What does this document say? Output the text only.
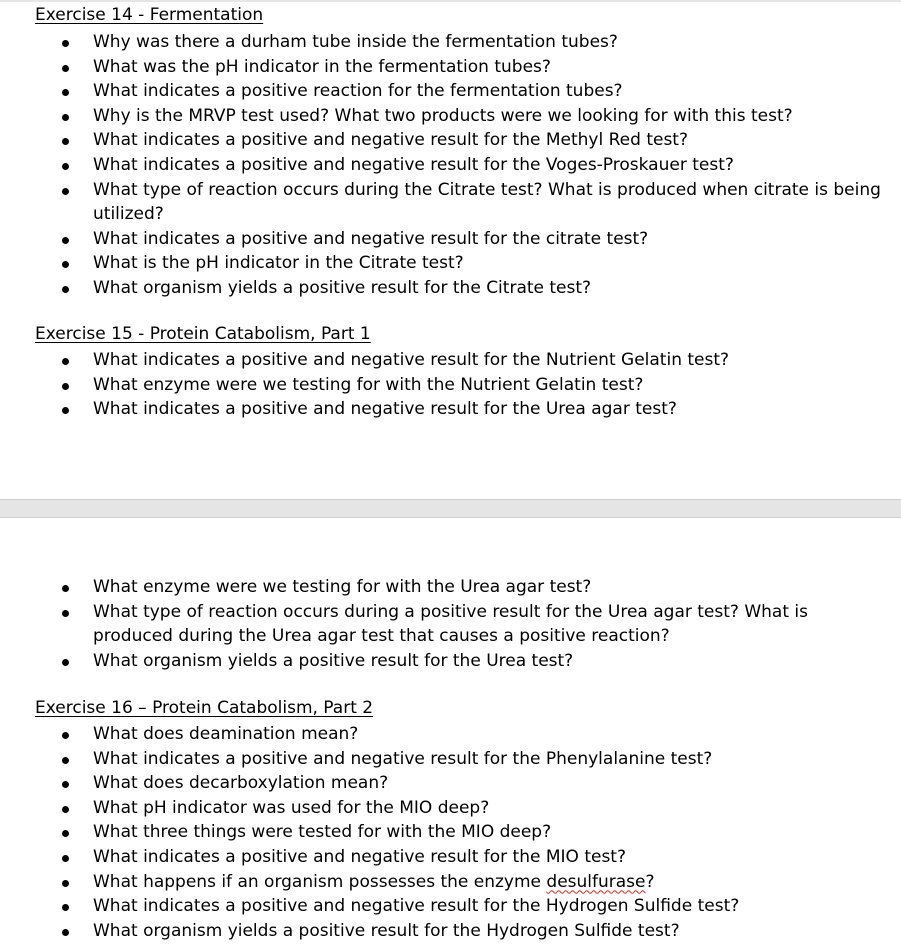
Exercise 14 - Fermentation
Why was there a durham tube inside the fermentation tubes?
What was the pH indicator in the fermentation tubes?
What indicates a positive reaction for the fermentation tubes?
Why is the MRVP test used? What two products were we looking for with this test?
What indicates a positive and negative result for the Methyl Red test?
What indicates a positive and negative result for the Voges-Proskauer test?
What type of reaction occurs during the Citrate test? What is produced when citrate is being utilized?
What indicates a positive and negative result for the citrate test?
What is the pH indicator in the Citrate test?
What organism yields a positive result for the Citrate test?
Exercise 15 - Protein Catabolism, Part 1
What indicates a positive and negative result for the Nutrient Gelatin test?
What enzyme were we testing for with the Nutrient Gelatin test?
What indicates a positive and negative result for the Urea agar test?
What enzyme were we testing for with the Urea agar test?
What type of reaction occurs during a positive result for the Urea agar test? What is produced during the Urea agar test that causes a positive reaction?
What organism yields a positive result for the Urea test?
Exercise 16 – Protein Catabolism, Part 2
What does deamination mean?
What indicates a positive and negative result for the Phenylalanine test?
What does decarboxylation mean?
What pH indicator was used for the MIO deep?
What three things were tested for with the MIO deep?
What indicates a positive and negative result for the MIO test?
What happens if an organism possesses the enzyme desulfurase?
What indicates a positive and negative result for the Hydrogen Sulfide test?
What organism yields a positive result for the Hydrogen Sulfide test?
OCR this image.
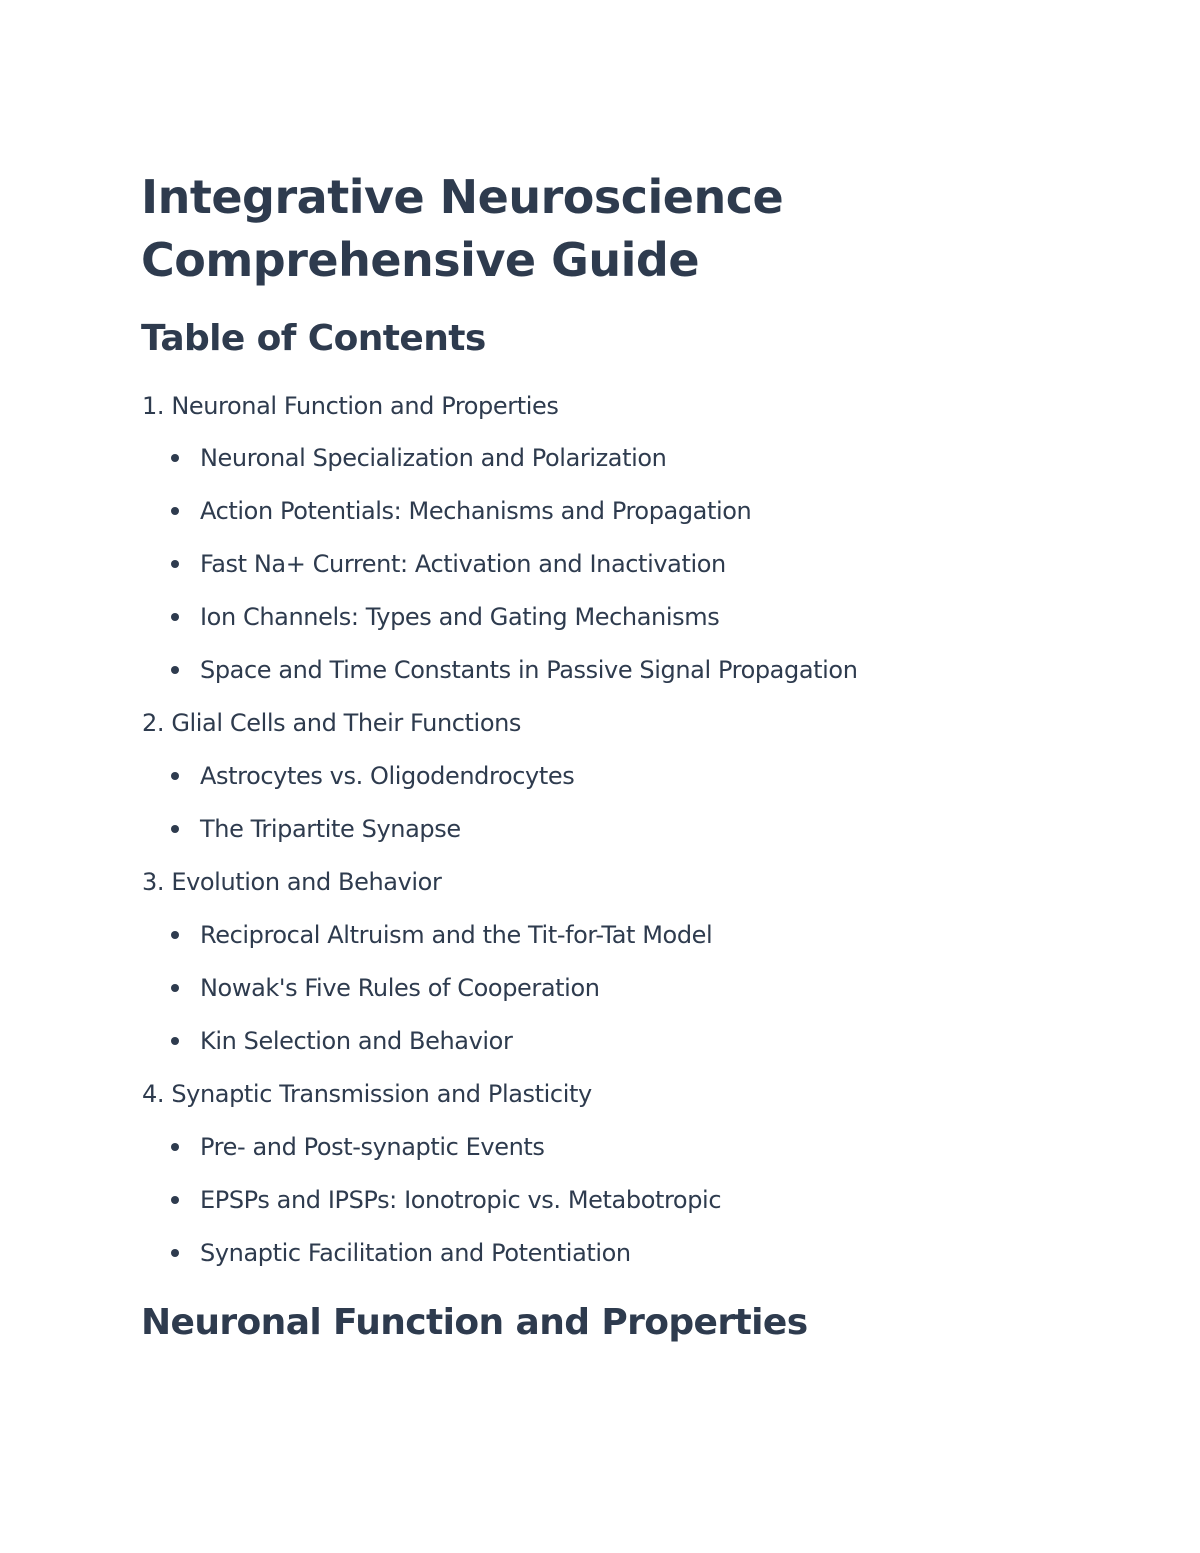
Integrative Neuroscience
Comprehensive Guide
Table of Contents
1. Neuronal Function and Properties
Neuronal Specialization and Polarization
Action Potentials: Mechanisms and Propagation
Fast Na+ Current: Activation and Inactivation
Ion Channels: Types and Gating Mechanisms
Space and Time Constants in Passive Signal Propagation
2. Glial Cells and Their Functions
Astrocytes vs. Oligodendrocytes
The Tripartite Synapse
3. Evolution and Behavior
Reciprocal Altruism and the Tit-for-Tat Model
Nowak's Five Rules of Cooperation
Kin Selection and Behavior
4. Synaptic Transmission and Plasticity
Pre- and Post-synaptic Events
EPSPs and IPSPs: Ionotropic vs. Metabotropic
Synaptic Facilitation and Potentiation
Neuronal Function and Properties
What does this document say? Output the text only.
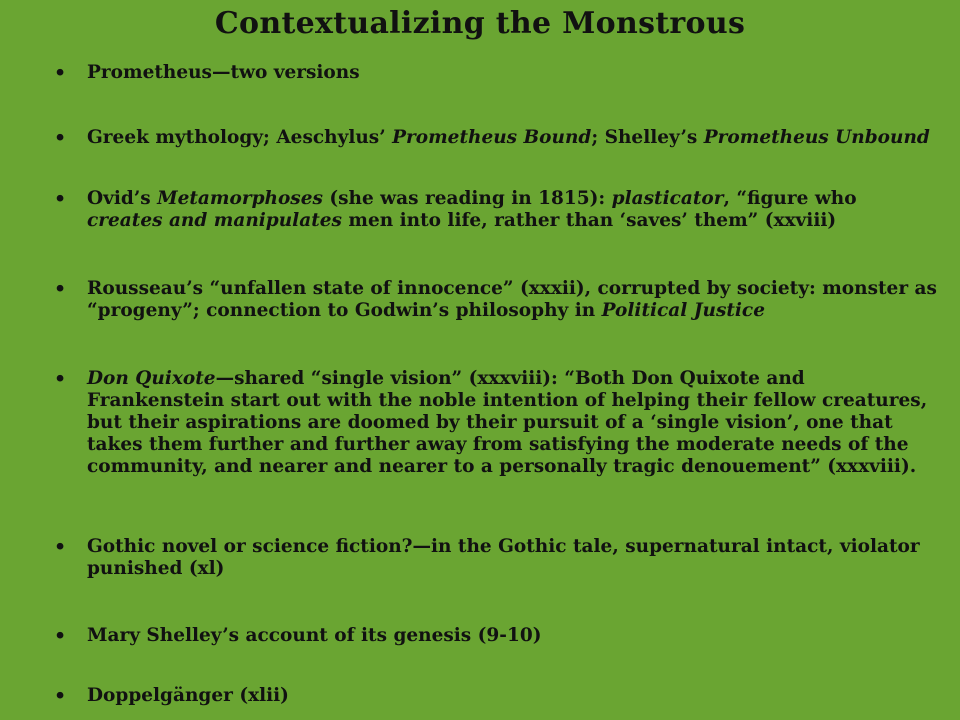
Contextualizing the Monstrous
• Prometheus—two versions
• Greek mythology; Aeschylus’ Prometheus Bound; Shelley’s Prometheus Unbound
• Ovid’s Metamorphoses (she was reading in 1815): plasticator, “figure who creates and manipulates men into life, rather than ‘saves’ them” (xxviii)
• Rousseau’s “unfallen state of innocence” (xxxii), corrupted by society: monster as “progeny”; connection to Godwin’s philosophy in Political Justice
• Don Quixote—shared “single vision” (xxxviii): “Both Don Quixote and Frankenstein start out with the noble intention of helping their fellow creatures, but their aspirations are doomed by their pursuit of a ‘single vision’, one that takes them further and further away from satisfying the moderate needs of the community, and nearer and nearer to a personally tragic denouement” (xxxviii).
• Gothic novel or science fiction?—in the Gothic tale, supernatural intact, violator punished (xl)
• Mary Shelley’s account of its genesis (9-10)
• Doppelgänger (xlii)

────────

Exercise prompt —
Everything in the records except the pictures should be printed again exactly.

Answer for the task —
What does this document say? Output the text only.
Exercise 14 - Fermentation
Why was there a durham tube inside the fermentation tubes?
What was the pH indicator in the fermentation tubes?
What indicates a positive reaction for the fermentation tubes?
Why is the MRVP test used? What two products were we looking for with this test?
What indicates a positive and negative result for the Methyl Red test?
What indicates a positive and negative result for the Voges-Proskauer test?
What type of reaction occurs during the Citrate test? What is produced when citrate is being utilized?
What indicates a positive and negative result for the citrate test?
What is the pH indicator in the Citrate test?
What organism yields a positive result for the Citrate test?
Exercise 15 - Protein Catabolism, Part 1
What indicates a positive and negative result for the Nutrient Gelatin test?
What enzyme were we testing for with the Nutrient Gelatin test?
What indicates a positive and negative result for the Urea agar test?
What enzyme were we testing for with the Urea agar test?
What type of reaction occurs during a positive result for the Urea agar test? What is produced during the Urea agar test that causes a positive reaction?
What organism yields a positive result for the Urea test?
Exercise 16 – Protein Catabolism, Part 2
What does deamination mean?
What indicates a positive and negative result for the Phenylalanine test?
What does decarboxylation mean?
What pH indicator was used for the MIO deep?
What three things were tested for with the MIO deep?
What indicates a positive and negative result for the MIO test?
What happens if an organism possesses the enzyme desulfurase?
What indicates a positive and negative result for the Hydrogen Sulfide test?
What organism yields a positive result for the Hydrogen Sulfide test?
OCR this image.
Integrative Neuroscience
Comprehensive Guide
Table of Contents
1. Neuronal Function and Properties
Neuronal Specialization and Polarization
Action Potentials: Mechanisms and Propagation
Fast Na+ Current: Activation and Inactivation
Ion Channels: Types and Gating Mechanisms
Space and Time Constants in Passive Signal Propagation
2. Glial Cells and Their Functions
Astrocytes vs. Oligodendrocytes
The Tripartite Synapse
3. Evolution and Behavior
Reciprocal Altruism and the Tit-for-Tat Model
Nowak's Five Rules of Cooperation
Kin Selection and Behavior
4. Synaptic Transmission and Plasticity
Pre- and Post-synaptic Events
EPSPs and IPSPs: Ionotropic vs. Metabotropic
Synaptic Facilitation and Potentiation
Neuronal Function and Properties
What does this document say? Output the text only.
Contextualizing the Monstrous
• Prometheus—two versions
• Greek mythology; Aeschylus’ Prometheus Bound; Shelley’s Prometheus Unbound
• Ovid’s Metamorphoses (she was reading in 1815): plasticator, “figure who creates and manipulates men into life, rather than ‘saves’ them” (xxviii)
• Rousseau’s “unfallen state of innocence” (xxxii), corrupted by society: monster as “progeny”; connection to Godwin’s philosophy in Political Justice
• Don Quixote—shared “single vision” (xxxviii): “Both Don Quixote and Frankenstein start out with the noble intention of helping their fellow creatures, but their aspirations are doomed by their pursuit of a ‘single vision’, one that takes them further and further away from satisfying the moderate needs of the community, and nearer and nearer to a personally tragic denouement” (xxxviii).
• Gothic novel or science fiction?—in the Gothic tale, supernatural intact, violator punished (xl)
• Mary Shelley’s account of its genesis (9-10)
• Doppelgänger (xlii)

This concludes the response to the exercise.